> _WHAT THE TASK ASKS_
Reproduce every line of the entries below with "Acceleration scaling level" swapped for "Scaling level of acceleration", changing nothing else. Leave the pictures out of your answer.

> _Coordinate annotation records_
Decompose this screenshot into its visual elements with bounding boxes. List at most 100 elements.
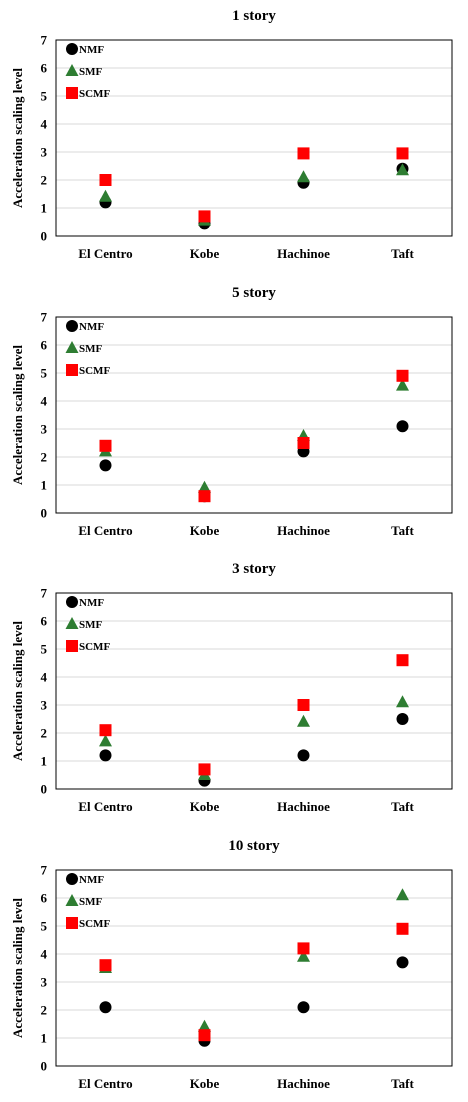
point-smf xyxy=(297,714,310,727)
y-axis-label: Acceleration scaling level xyxy=(10,898,25,1038)
point-scmf xyxy=(99,959,112,972)
y-tick-label: 3 xyxy=(41,145,48,160)
chart-panel: 3 story Acceleration scaling level 0 1 2 3 4 5 6… xyxy=(10,561,453,814)
point-scmf xyxy=(198,763,211,776)
point-smf xyxy=(99,734,112,747)
chart-title: 3 story xyxy=(232,561,276,577)
legend-marker-nmf xyxy=(66,873,78,885)
point-scmf xyxy=(396,147,409,160)
y-tick-label: 7 xyxy=(41,586,48,601)
point-scmf xyxy=(99,174,112,186)
y-tick-label: 1 xyxy=(41,201,48,216)
point-scmf xyxy=(198,490,211,503)
y-tick-label: 6 xyxy=(41,338,48,353)
legend-marker-nmf xyxy=(66,43,78,55)
chart-panel: 1 story Acceleration scaling level 0 1 2 3 4 5 6… xyxy=(10,8,453,261)
point-scmf xyxy=(198,1029,211,1042)
point-nmf xyxy=(99,459,112,472)
point-scmf xyxy=(99,724,112,737)
legend-label-scmf: SCMF xyxy=(79,918,110,930)
y-tick-label: 3 xyxy=(41,698,48,713)
y-tick-label: 6 xyxy=(41,891,48,906)
y-tick-label: 7 xyxy=(41,310,48,325)
y-tick-label: 0 xyxy=(41,229,48,244)
plot-frame xyxy=(55,316,453,514)
point-smf xyxy=(396,378,409,391)
x-category-label: El Centro xyxy=(78,523,132,538)
y-tick-label: 0 xyxy=(41,506,48,521)
x-category-label: El Centro xyxy=(78,799,132,814)
x-category-label: El Centro xyxy=(78,246,132,261)
y-tick-label: 1 xyxy=(41,1031,48,1046)
plot-frame xyxy=(55,592,453,790)
y-tick-label: 5 xyxy=(41,89,48,104)
y-tick-label: 3 xyxy=(41,975,48,990)
point-scmf xyxy=(396,369,409,382)
point-nmf xyxy=(396,713,409,725)
chart-title: 10 story xyxy=(228,838,280,854)
point-nmf xyxy=(297,749,310,762)
point-scmf xyxy=(396,922,409,935)
x-category-label: Taft xyxy=(391,246,414,261)
point-smf xyxy=(198,1019,211,1032)
legend-label-scmf: SCMF xyxy=(79,88,110,100)
legend-marker-smf xyxy=(65,617,79,629)
legend-marker-nmf xyxy=(66,320,78,332)
y-tick-label: 5 xyxy=(41,642,48,657)
chart-title: 5 story xyxy=(232,285,276,301)
point-nmf xyxy=(99,1001,112,1014)
point-smf xyxy=(396,163,409,176)
point-nmf xyxy=(396,956,409,969)
x-category-label: El Centro xyxy=(78,1076,132,1091)
legend-marker-smf xyxy=(65,64,79,76)
x-category-label: Kobe xyxy=(190,523,220,538)
y-tick-label: 7 xyxy=(41,863,48,878)
point-smf xyxy=(396,888,409,901)
point-nmf xyxy=(297,1001,310,1014)
legend-marker-smf xyxy=(65,894,79,906)
legend-marker-scmf xyxy=(66,364,78,376)
x-category-label: Hachinoe xyxy=(277,1076,330,1091)
legend-label-nmf: NMF xyxy=(79,874,104,886)
chart-panel: 5 story Acceleration scaling level 0 1 2 3 4 5 6… xyxy=(10,285,453,538)
point-smf xyxy=(297,170,310,183)
y-tick-label: 4 xyxy=(41,117,48,132)
x-category-label: Taft xyxy=(391,523,414,538)
x-category-label: Kobe xyxy=(190,246,220,261)
legend-label-scmf: SCMF xyxy=(79,641,110,653)
y-tick-label: 4 xyxy=(41,947,48,962)
y-tick-label: 5 xyxy=(41,366,48,381)
point-scmf xyxy=(297,437,310,449)
y-tick-label: 5 xyxy=(41,919,48,934)
x-category-label: Taft xyxy=(391,1076,414,1091)
x-category-label: Hachinoe xyxy=(277,523,330,538)
point-scmf xyxy=(99,439,112,452)
y-tick-label: 2 xyxy=(41,726,48,741)
y-tick-label: 6 xyxy=(41,614,48,629)
legend-label-nmf: NMF xyxy=(79,597,104,609)
y-tick-label: 3 xyxy=(41,422,48,437)
y-tick-label: 0 xyxy=(41,782,48,797)
legend-marker-nmf xyxy=(66,596,78,608)
legend-label-smf: SMF xyxy=(79,66,103,78)
point-scmf xyxy=(297,699,310,711)
point-scmf xyxy=(297,942,310,955)
y-tick-label: 7 xyxy=(41,33,48,48)
plot-frame xyxy=(55,869,453,1067)
y-tick-label: 1 xyxy=(41,478,48,493)
x-category-label: Hachinoe xyxy=(277,799,330,814)
legend-label-smf: SMF xyxy=(79,343,103,355)
plot-frame xyxy=(55,39,453,237)
point-smf xyxy=(99,189,112,202)
y-axis-label: Acceleration scaling level xyxy=(10,345,25,485)
point-scmf xyxy=(396,654,409,667)
y-tick-label: 4 xyxy=(41,394,48,409)
y-tick-label: 2 xyxy=(41,450,48,465)
legend-marker-scmf xyxy=(66,917,78,929)
chart-panel: 10 story Acceleration scaling level 0 1 2 3 4 5… xyxy=(10,838,453,1091)
y-tick-label: 2 xyxy=(41,173,48,188)
legend-label-nmf: NMF xyxy=(79,321,104,333)
y-tick-label: 0 xyxy=(41,1059,48,1074)
y-tick-label: 1 xyxy=(41,754,48,769)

> _RESULT_
Decompose this screenshot into its visual elements with bounding boxes. List at most 100 elements.
point-smf xyxy=(297,714,310,727)
y-axis-label: Scaling level of acceleration xyxy=(10,898,25,1038)
point-scmf xyxy=(99,959,112,972)
y-tick-label: 3 xyxy=(41,145,48,160)
chart-panel: 3 story Scaling level of acceleration 0 1 2 3 4 5 6… xyxy=(10,561,453,814)
point-scmf xyxy=(198,763,211,776)
point-smf xyxy=(99,734,112,747)
chart-title: 3 story xyxy=(232,561,276,577)
legend-marker-nmf xyxy=(66,873,78,885)
point-scmf xyxy=(396,147,409,160)
y-tick-label: 7 xyxy=(41,586,48,601)
point-scmf xyxy=(99,174,112,186)
y-tick-label: 1 xyxy=(41,201,48,216)
point-scmf xyxy=(198,490,211,503)
y-tick-label: 6 xyxy=(41,338,48,353)
legend-marker-nmf xyxy=(66,43,78,55)
chart-panel: 1 story Scaling level of acceleration 0 1 2 3 4 5 6… xyxy=(10,8,453,261)
point-scmf xyxy=(198,1029,211,1042)
point-nmf xyxy=(99,459,112,472)
point-scmf xyxy=(99,724,112,737)
legend-label-scmf: SCMF xyxy=(79,918,110,930)
y-tick-label: 3 xyxy=(41,698,48,713)
y-tick-label: 6 xyxy=(41,891,48,906)
y-tick-label: 7 xyxy=(41,310,48,325)
y-tick-label: 0 xyxy=(41,229,48,244)
plot-frame xyxy=(55,316,453,514)
point-smf xyxy=(396,378,409,391)
x-category-label: El Centro xyxy=(78,523,132,538)
y-tick-label: 0 xyxy=(41,506,48,521)
x-category-label: El Centro xyxy=(78,799,132,814)
x-category-label: El Centro xyxy=(78,246,132,261)
y-tick-label: 1 xyxy=(41,1031,48,1046)
plot-frame xyxy=(55,592,453,790)
y-tick-label: 5 xyxy=(41,89,48,104)
y-tick-label: 3 xyxy=(41,975,48,990)
point-scmf xyxy=(396,369,409,382)
point-nmf xyxy=(396,713,409,725)
chart-title: 10 story xyxy=(228,838,280,854)
point-nmf xyxy=(297,749,310,762)
point-scmf xyxy=(396,922,409,935)
x-category-label: Taft xyxy=(391,246,414,261)
point-smf xyxy=(198,1019,211,1032)
legend-label-scmf: SCMF xyxy=(79,88,110,100)
legend-marker-smf xyxy=(65,617,79,629)
legend-marker-nmf xyxy=(66,320,78,332)
y-tick-label: 5 xyxy=(41,642,48,657)
chart-title: 5 story xyxy=(232,285,276,301)
point-nmf xyxy=(99,1001,112,1014)
point-smf xyxy=(396,163,409,176)
point-nmf xyxy=(396,956,409,969)
x-category-label: El Centro xyxy=(78,1076,132,1091)
legend-marker-smf xyxy=(65,64,79,76)
x-category-label: Kobe xyxy=(190,523,220,538)
y-tick-label: 7 xyxy=(41,863,48,878)
point-smf xyxy=(396,888,409,901)
point-nmf xyxy=(297,1001,310,1014)
legend-marker-smf xyxy=(65,894,79,906)
legend-marker-scmf xyxy=(66,364,78,376)
x-category-label: Hachinoe xyxy=(277,1076,330,1091)
legend-label-nmf: NMF xyxy=(79,874,104,886)
chart-panel: 5 story Scaling level of acceleration 0 1 2 3 4 5 6… xyxy=(10,285,453,538)
point-smf xyxy=(297,170,310,183)
y-tick-label: 4 xyxy=(41,117,48,132)
x-category-label: Taft xyxy=(391,523,414,538)
x-category-label: Kobe xyxy=(190,246,220,261)
legend-label-scmf: SCMF xyxy=(79,641,110,653)
y-tick-label: 4 xyxy=(41,947,48,962)
y-tick-label: 5 xyxy=(41,366,48,381)
point-scmf xyxy=(297,437,310,449)
y-tick-label: 5 xyxy=(41,919,48,934)
x-category-label: Taft xyxy=(391,1076,414,1091)
x-category-label: Hachinoe xyxy=(277,523,330,538)
point-scmf xyxy=(99,439,112,452)
y-tick-label: 2 xyxy=(41,726,48,741)
y-tick-label: 6 xyxy=(41,614,48,629)
legend-label-nmf: NMF xyxy=(79,597,104,609)
y-tick-label: 3 xyxy=(41,422,48,437)
y-tick-label: 0 xyxy=(41,782,48,797)
legend-marker-nmf xyxy=(66,596,78,608)
legend-label-smf: SMF xyxy=(79,66,103,78)
point-scmf xyxy=(297,699,310,711)
point-scmf xyxy=(297,942,310,955)
y-tick-label: 7 xyxy=(41,33,48,48)
plot-frame xyxy=(55,869,453,1067)
y-tick-label: 1 xyxy=(41,478,48,493)
x-category-label: Hachinoe xyxy=(277,799,330,814)
legend-label-smf: SMF xyxy=(79,343,103,355)
plot-frame xyxy=(55,39,453,237)
point-smf xyxy=(99,189,112,202)
y-axis-label: Scaling level of acceleration xyxy=(10,345,25,485)
point-scmf xyxy=(396,654,409,667)
y-tick-label: 4 xyxy=(41,394,48,409)
y-tick-label: 2 xyxy=(41,450,48,465)
legend-marker-scmf xyxy=(66,917,78,929)
chart-panel: 10 story Scaling level of acceleration 0 1 2 3 4 5… xyxy=(10,838,453,1091)
y-tick-label: 2 xyxy=(41,173,48,188)
legend-label-nmf: NMF xyxy=(79,321,104,333)
y-tick-label: 0 xyxy=(41,1059,48,1074)
y-tick-label: 1 xyxy=(41,754,48,769)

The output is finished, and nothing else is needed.